Below are entries to be transcribed exactly; exclude the pictures from the copy.

═══ LISTED ENTRIES

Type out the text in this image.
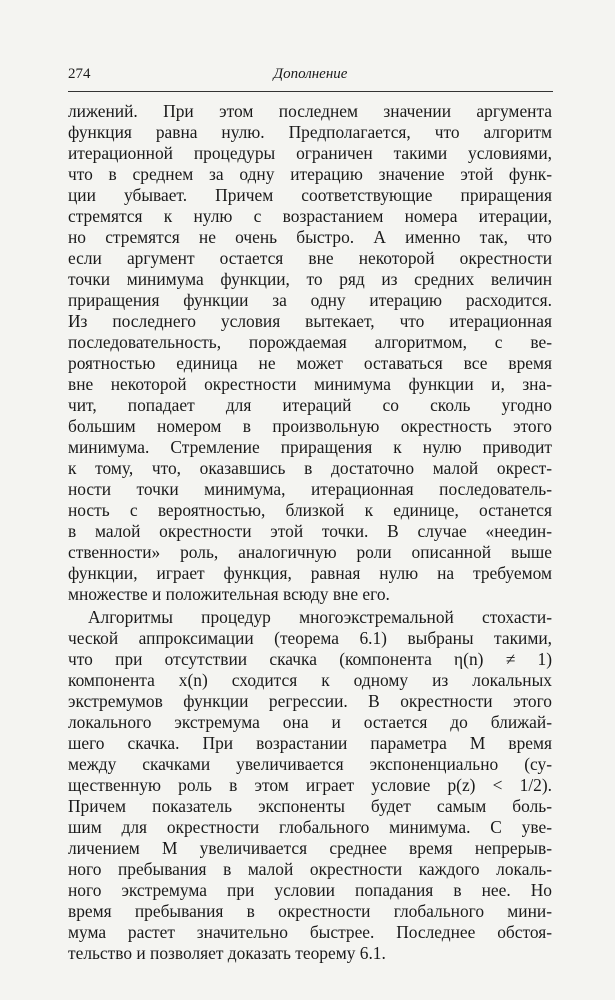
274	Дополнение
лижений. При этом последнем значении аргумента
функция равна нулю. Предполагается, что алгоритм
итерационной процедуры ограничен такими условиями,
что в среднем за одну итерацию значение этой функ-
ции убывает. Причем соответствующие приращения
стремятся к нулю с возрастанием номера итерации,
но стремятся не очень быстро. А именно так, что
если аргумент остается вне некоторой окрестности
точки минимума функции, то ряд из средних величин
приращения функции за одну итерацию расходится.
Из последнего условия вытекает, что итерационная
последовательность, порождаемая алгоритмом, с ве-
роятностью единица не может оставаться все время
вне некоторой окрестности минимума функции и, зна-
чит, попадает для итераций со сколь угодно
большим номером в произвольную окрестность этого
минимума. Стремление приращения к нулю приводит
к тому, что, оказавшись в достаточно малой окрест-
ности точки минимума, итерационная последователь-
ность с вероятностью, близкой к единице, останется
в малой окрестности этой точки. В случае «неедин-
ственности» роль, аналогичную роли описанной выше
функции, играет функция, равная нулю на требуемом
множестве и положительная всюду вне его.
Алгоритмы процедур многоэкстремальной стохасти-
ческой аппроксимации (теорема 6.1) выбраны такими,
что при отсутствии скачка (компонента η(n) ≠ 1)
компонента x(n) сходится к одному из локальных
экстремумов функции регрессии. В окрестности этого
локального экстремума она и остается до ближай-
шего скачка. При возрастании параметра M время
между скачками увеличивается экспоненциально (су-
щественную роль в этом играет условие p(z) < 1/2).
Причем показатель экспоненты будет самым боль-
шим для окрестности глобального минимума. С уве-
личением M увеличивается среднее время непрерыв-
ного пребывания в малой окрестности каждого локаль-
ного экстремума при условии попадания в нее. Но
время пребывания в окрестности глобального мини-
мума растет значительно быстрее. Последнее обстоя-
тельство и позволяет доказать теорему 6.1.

══════

TASK ANSWER »
Type out the text in this image.
274	Дополнение
лижений. При этом последнем значении аргумента
функция равна нулю. Предполагается, что алгоритм
итерационной процедуры ограничен такими условиями,
что в среднем за одну итерацию значение этой функ-
ции убывает. Причем соответствующие приращения
стремятся к нулю с возрастанием номера итерации,
но стремятся не очень быстро. А именно так, что
если аргумент остается вне некоторой окрестности
точки минимума функции, то ряд из средних величин
приращения функции за одну итерацию расходится.
Из последнего условия вытекает, что итерационная
последовательность, порождаемая алгоритмом, с ве-
роятностью единица не может оставаться все время
вне некоторой окрестности минимума функции и, зна-
чит, попадает для итераций со сколь угодно
большим номером в произвольную окрестность этого
минимума. Стремление приращения к нулю приводит
к тому, что, оказавшись в достаточно малой окрест-
ности точки минимума, итерационная последователь-
ность с вероятностью, близкой к единице, останется
в малой окрестности этой точки. В случае «неедин-
ственности» роль, аналогичную роли описанной выше
функции, играет функция, равная нулю на требуемом
множестве и положительная всюду вне его.
Алгоритмы процедур многоэкстремальной стохасти-
ческой аппроксимации (теорема 6.1) выбраны такими,
что при отсутствии скачка (компонента η(n) ≠ 1)
компонента x(n) сходится к одному из локальных
экстремумов функции регрессии. В окрестности этого
локального экстремума она и остается до ближай-
шего скачка. При возрастании параметра M время
между скачками увеличивается экспоненциально (су-
щественную роль в этом играет условие p(z) < 1/2).
Причем показатель экспоненты будет самым боль-
шим для окрестности глобального минимума. С уве-
личением M увеличивается среднее время непрерыв-
ного пребывания в малой окрестности каждого локаль-
ного экстремума при условии попадания в нее. Но
время пребывания в окрестности глобального мини-
мума растет значительно быстрее. Последнее обстоя-
тельство и позволяет доказать теорему 6.1.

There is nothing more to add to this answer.